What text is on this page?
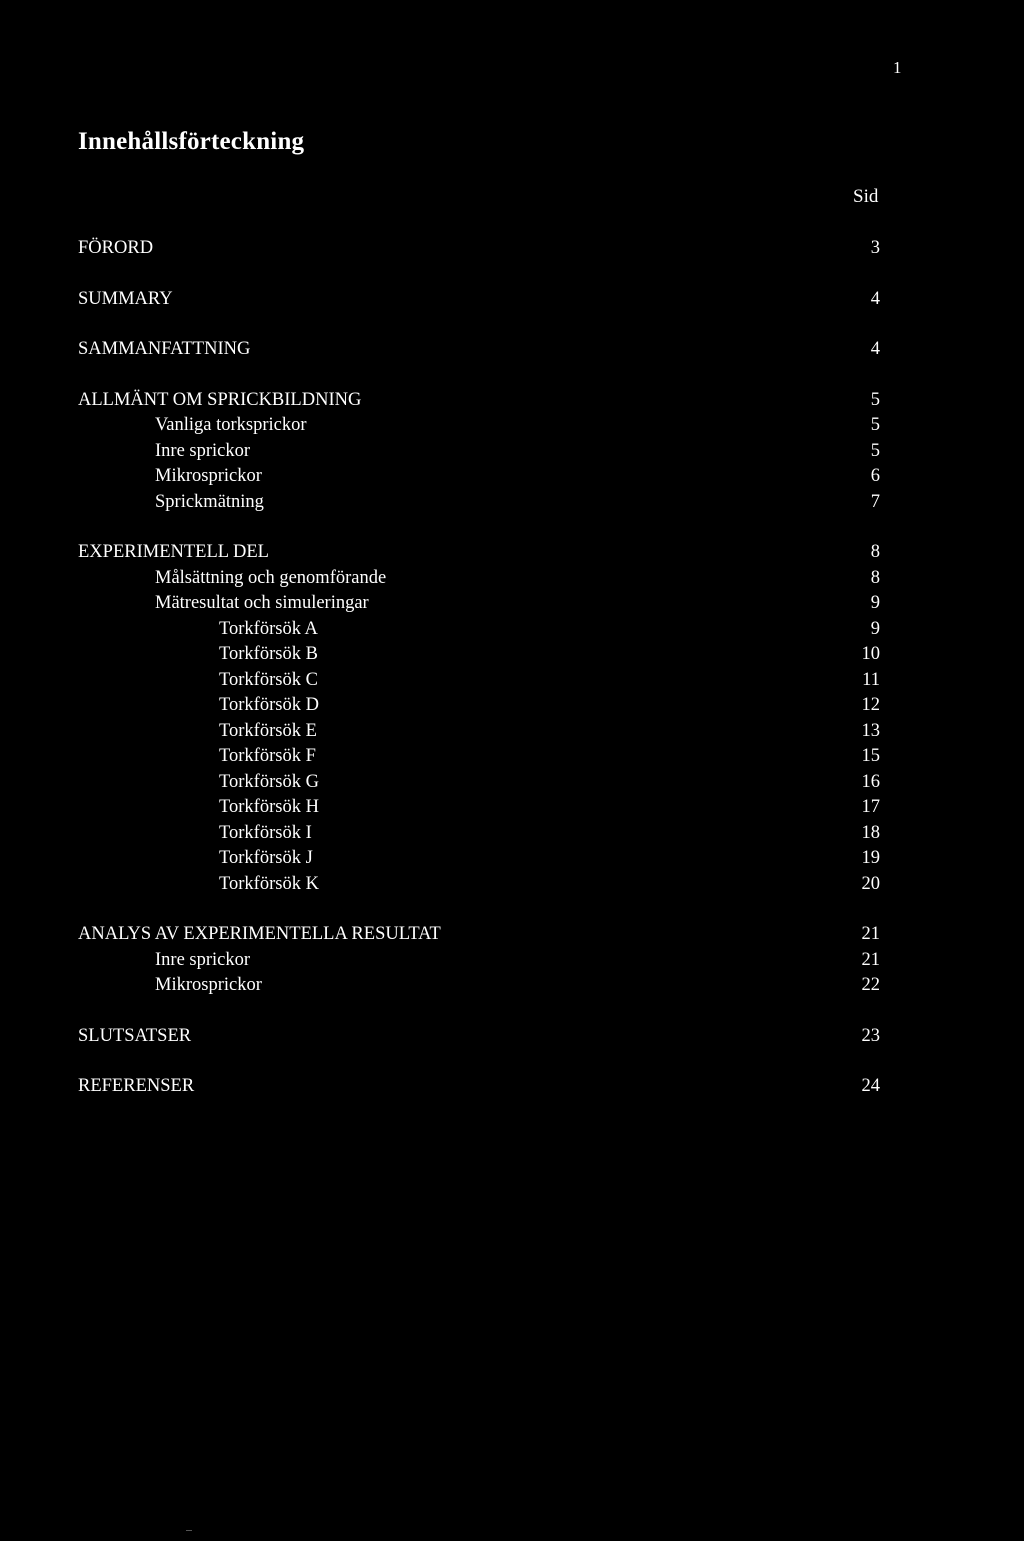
1
Innehållsförteckning
Sid
FÖRORD	3
SUMMARY	4
SAMMANFATTNING	4
ALLMÄNT OM SPRICKBILDNING	5
Vanliga torksprickor	5
Inre sprickor	5
Mikrosprickor	6
Sprickmätning	7
EXPERIMENTELL DEL	8
Målsättning och genomförande	8
Mätresultat och simuleringar	9
Torkförsök A	9
Torkförsök B	10
Torkförsök C	11
Torkförsök D	12
Torkförsök E	13
Torkförsök F	15
Torkförsök G	16
Torkförsök H	17
Torkförsök I	18
Torkförsök J	19
Torkförsök K	20
ANALYS AV EXPERIMENTELLA RESULTAT	21
Inre sprickor	21
Mikrosprickor	22
SLUTSATSER	23
REFERENSER	24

------------------------------------------------

Instructions for the task. Exact copy, pictures excluded: restate every record above word for word.

Solution to the exercise.
What text is on this page?
1
Innehållsförteckning
Sid
FÖRORD	3
SUMMARY	4
SAMMANFATTNING	4
ALLMÄNT OM SPRICKBILDNING	5
Vanliga torksprickor	5
Inre sprickor	5
Mikrosprickor	6
Sprickmätning	7
EXPERIMENTELL DEL	8
Målsättning och genomförande	8
Mätresultat och simuleringar	9
Torkförsök A	9
Torkförsök B	10
Torkförsök C	11
Torkförsök D	12
Torkförsök E	13
Torkförsök F	15
Torkförsök G	16
Torkförsök H	17
Torkförsök I	18
Torkförsök J	19
Torkförsök K	20
ANALYS AV EXPERIMENTELLA RESULTAT	21
Inre sprickor	21
Mikrosprickor	22
SLUTSATSER	23
REFERENSER	24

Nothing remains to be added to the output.